-- GIVEN RECORDS start --

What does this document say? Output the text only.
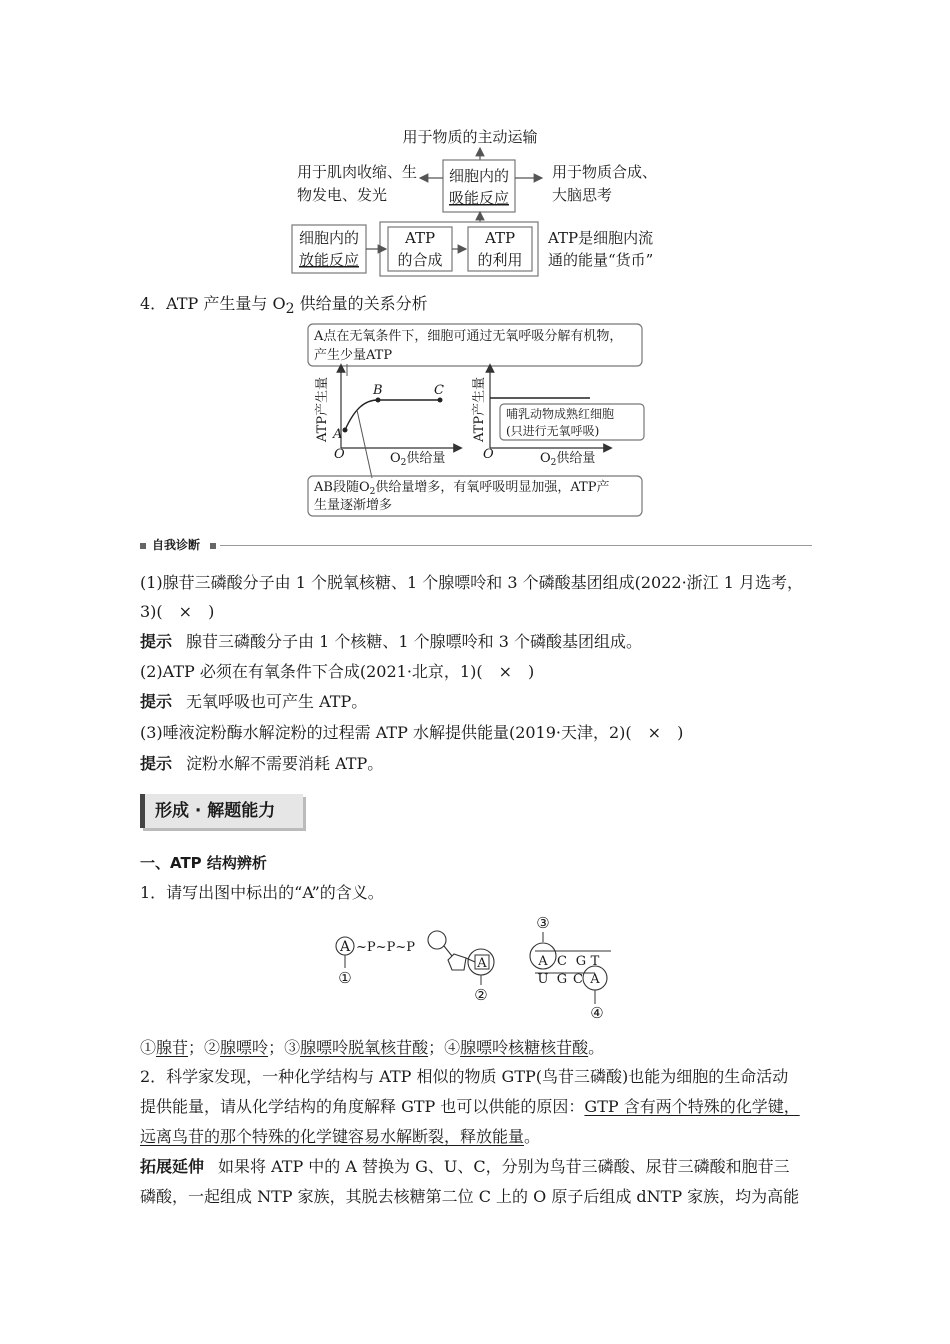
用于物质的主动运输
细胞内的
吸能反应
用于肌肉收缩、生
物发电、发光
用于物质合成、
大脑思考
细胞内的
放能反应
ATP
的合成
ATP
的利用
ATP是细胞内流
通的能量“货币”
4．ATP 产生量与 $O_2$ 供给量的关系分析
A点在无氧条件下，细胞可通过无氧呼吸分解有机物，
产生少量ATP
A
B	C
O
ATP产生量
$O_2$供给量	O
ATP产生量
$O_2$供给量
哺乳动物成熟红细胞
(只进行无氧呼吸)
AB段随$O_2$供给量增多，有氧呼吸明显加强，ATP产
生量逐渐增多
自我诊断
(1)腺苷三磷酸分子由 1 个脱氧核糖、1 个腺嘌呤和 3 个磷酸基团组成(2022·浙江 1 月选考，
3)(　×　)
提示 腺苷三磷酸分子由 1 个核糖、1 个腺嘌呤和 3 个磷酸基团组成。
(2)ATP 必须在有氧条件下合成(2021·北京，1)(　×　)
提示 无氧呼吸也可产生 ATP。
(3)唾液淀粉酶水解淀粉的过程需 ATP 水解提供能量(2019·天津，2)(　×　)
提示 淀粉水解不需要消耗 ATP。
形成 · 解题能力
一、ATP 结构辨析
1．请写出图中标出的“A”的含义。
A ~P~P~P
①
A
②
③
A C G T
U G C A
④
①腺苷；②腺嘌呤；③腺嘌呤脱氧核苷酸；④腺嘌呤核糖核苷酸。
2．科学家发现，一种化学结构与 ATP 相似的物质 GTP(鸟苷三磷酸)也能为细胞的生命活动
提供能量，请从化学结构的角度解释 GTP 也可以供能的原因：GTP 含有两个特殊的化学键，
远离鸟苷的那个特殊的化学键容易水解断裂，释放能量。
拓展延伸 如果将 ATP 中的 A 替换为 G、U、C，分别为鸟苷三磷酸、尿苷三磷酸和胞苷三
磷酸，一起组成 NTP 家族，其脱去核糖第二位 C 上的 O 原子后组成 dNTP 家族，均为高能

-- GIVEN RECORDS end --
-- GIVEN RECORDS start --

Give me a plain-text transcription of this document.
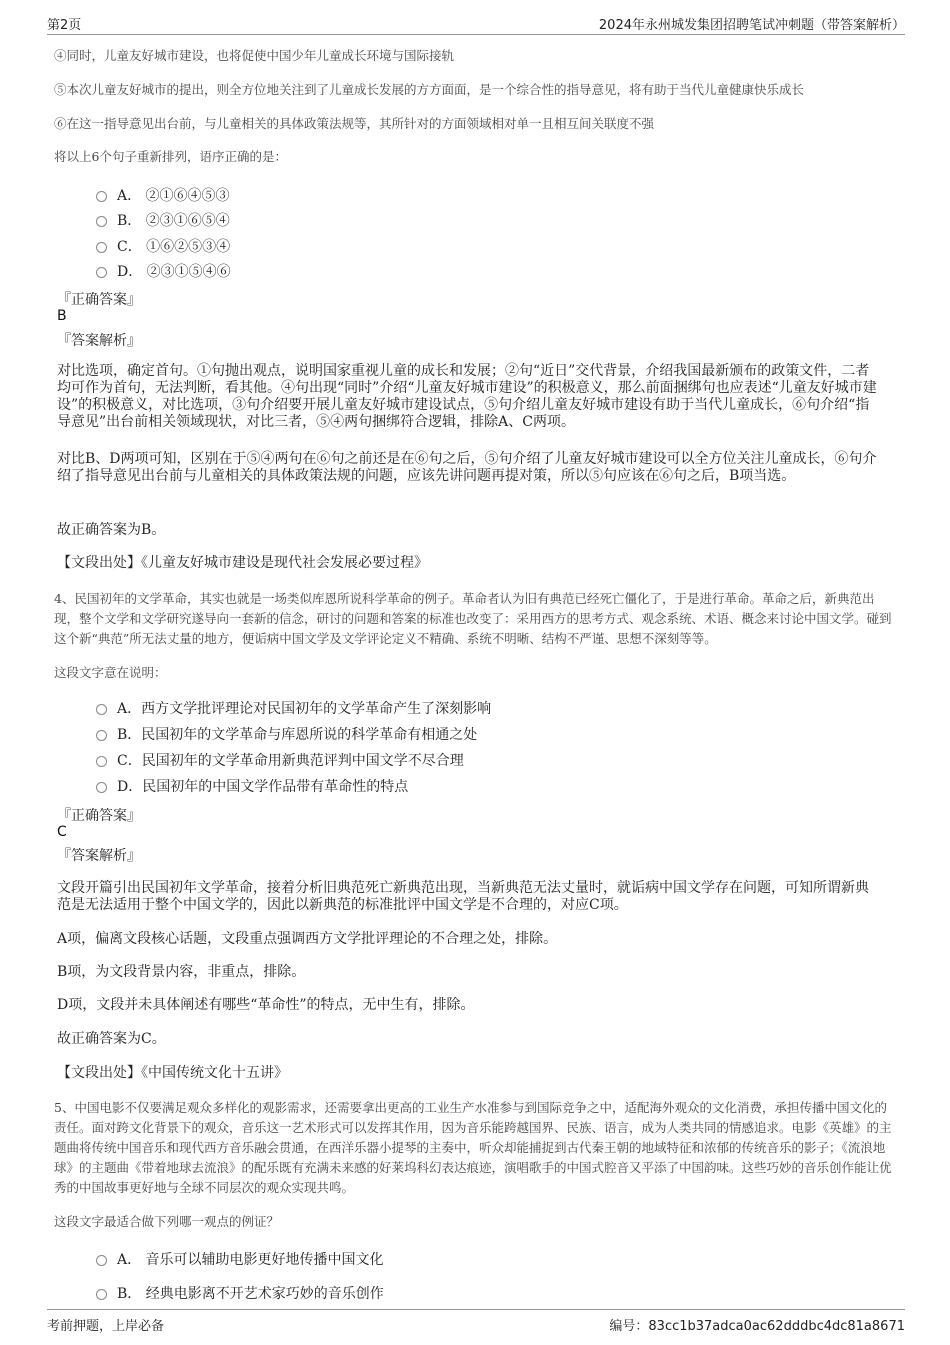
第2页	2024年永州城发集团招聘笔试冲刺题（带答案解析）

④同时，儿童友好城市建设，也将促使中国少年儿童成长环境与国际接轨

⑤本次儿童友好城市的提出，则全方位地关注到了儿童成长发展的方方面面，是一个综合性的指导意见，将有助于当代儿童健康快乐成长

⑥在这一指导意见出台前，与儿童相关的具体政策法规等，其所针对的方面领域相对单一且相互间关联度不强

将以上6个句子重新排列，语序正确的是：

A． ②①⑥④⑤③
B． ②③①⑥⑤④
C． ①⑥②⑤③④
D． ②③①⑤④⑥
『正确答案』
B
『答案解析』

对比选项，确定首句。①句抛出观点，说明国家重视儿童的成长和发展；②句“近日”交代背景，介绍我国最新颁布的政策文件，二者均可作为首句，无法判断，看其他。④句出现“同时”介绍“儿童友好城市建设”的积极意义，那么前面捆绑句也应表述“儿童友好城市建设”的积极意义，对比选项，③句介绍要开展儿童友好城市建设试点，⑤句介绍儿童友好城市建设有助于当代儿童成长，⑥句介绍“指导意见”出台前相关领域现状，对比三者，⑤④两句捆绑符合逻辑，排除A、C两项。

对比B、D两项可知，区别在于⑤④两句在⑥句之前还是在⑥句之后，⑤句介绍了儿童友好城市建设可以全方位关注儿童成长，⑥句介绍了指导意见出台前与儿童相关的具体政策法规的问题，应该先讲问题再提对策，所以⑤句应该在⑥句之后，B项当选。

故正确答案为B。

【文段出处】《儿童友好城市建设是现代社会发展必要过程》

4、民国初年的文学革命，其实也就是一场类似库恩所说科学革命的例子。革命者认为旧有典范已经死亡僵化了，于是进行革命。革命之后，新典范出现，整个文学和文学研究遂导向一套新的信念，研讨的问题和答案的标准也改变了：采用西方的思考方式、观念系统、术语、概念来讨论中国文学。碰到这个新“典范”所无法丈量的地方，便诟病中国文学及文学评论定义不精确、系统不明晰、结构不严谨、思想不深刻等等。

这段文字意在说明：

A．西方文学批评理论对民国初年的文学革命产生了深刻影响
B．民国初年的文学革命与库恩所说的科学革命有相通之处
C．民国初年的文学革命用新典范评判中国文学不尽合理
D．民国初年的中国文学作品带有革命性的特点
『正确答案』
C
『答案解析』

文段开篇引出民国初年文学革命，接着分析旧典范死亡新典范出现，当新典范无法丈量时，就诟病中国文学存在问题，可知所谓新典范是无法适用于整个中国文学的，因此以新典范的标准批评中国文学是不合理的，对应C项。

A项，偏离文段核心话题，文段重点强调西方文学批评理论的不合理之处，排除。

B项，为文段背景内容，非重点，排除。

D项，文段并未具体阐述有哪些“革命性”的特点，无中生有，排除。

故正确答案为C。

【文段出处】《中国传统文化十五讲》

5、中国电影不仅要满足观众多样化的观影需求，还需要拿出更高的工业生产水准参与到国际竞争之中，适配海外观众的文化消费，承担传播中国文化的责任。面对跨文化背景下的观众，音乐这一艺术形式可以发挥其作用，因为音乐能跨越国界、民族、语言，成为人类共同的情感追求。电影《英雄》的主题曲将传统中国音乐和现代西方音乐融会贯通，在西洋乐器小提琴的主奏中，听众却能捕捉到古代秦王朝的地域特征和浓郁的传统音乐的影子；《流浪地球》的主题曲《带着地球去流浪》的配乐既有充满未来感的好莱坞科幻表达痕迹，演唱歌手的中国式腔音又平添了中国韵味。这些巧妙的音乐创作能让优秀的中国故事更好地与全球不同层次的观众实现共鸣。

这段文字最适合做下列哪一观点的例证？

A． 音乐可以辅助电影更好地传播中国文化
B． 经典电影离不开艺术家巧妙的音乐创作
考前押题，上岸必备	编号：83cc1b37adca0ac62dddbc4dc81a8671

-- GIVEN RECORDS end --

## PROBLEM DESCRIPTION
Show every line above in which the word "text" occurs.

## ANSWER BELOW
What does this document say? Output the text only.
Give me a plain-text transcription of this document.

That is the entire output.